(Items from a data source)
** BEGIN **

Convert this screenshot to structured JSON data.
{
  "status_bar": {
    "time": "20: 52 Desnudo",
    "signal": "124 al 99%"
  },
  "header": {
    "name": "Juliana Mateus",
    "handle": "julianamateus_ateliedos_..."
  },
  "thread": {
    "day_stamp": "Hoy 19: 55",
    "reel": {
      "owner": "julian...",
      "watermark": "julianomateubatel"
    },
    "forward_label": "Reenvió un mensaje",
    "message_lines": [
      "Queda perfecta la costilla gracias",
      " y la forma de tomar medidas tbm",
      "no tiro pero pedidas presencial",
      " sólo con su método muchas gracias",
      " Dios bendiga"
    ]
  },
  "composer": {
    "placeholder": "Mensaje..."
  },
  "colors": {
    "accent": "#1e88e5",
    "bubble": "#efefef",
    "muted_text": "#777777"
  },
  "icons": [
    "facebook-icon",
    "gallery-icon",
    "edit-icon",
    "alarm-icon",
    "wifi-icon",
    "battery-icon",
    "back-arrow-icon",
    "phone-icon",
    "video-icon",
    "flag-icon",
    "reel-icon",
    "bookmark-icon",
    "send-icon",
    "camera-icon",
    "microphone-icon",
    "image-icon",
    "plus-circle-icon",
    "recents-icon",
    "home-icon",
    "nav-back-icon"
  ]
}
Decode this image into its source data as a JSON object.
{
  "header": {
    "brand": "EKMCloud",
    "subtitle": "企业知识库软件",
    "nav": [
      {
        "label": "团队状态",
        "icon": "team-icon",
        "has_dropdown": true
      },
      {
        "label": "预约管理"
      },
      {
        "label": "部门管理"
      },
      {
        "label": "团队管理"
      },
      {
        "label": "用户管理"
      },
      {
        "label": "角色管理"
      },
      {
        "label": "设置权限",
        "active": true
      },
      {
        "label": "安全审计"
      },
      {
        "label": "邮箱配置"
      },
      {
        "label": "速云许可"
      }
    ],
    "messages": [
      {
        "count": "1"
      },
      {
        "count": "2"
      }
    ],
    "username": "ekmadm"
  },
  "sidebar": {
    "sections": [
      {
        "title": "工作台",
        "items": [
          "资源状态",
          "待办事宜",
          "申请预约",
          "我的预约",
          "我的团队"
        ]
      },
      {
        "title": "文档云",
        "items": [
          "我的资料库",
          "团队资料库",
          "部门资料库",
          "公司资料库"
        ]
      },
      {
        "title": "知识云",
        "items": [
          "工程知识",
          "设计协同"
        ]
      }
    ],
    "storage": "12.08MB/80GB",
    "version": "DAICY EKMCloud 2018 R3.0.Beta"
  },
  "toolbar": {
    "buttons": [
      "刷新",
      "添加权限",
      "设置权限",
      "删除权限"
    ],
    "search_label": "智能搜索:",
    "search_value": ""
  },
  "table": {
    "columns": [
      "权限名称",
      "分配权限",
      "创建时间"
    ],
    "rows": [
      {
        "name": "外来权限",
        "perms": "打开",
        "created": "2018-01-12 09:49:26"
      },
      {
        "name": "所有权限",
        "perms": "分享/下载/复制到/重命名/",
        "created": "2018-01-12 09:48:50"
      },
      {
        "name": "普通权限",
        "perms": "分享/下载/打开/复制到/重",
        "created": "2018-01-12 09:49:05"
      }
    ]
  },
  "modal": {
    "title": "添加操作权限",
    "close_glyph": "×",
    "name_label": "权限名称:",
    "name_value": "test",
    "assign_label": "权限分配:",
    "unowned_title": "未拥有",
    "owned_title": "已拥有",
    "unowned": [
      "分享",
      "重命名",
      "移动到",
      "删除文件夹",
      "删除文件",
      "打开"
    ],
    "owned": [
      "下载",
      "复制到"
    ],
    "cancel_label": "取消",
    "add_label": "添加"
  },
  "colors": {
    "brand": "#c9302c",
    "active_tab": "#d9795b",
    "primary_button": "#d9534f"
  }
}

** END **

Copy out each line in the preceding records that contains "this".

### Response below:
Convert this screenshot to structured JSON data.
Decode this image into its source data as a JSON object.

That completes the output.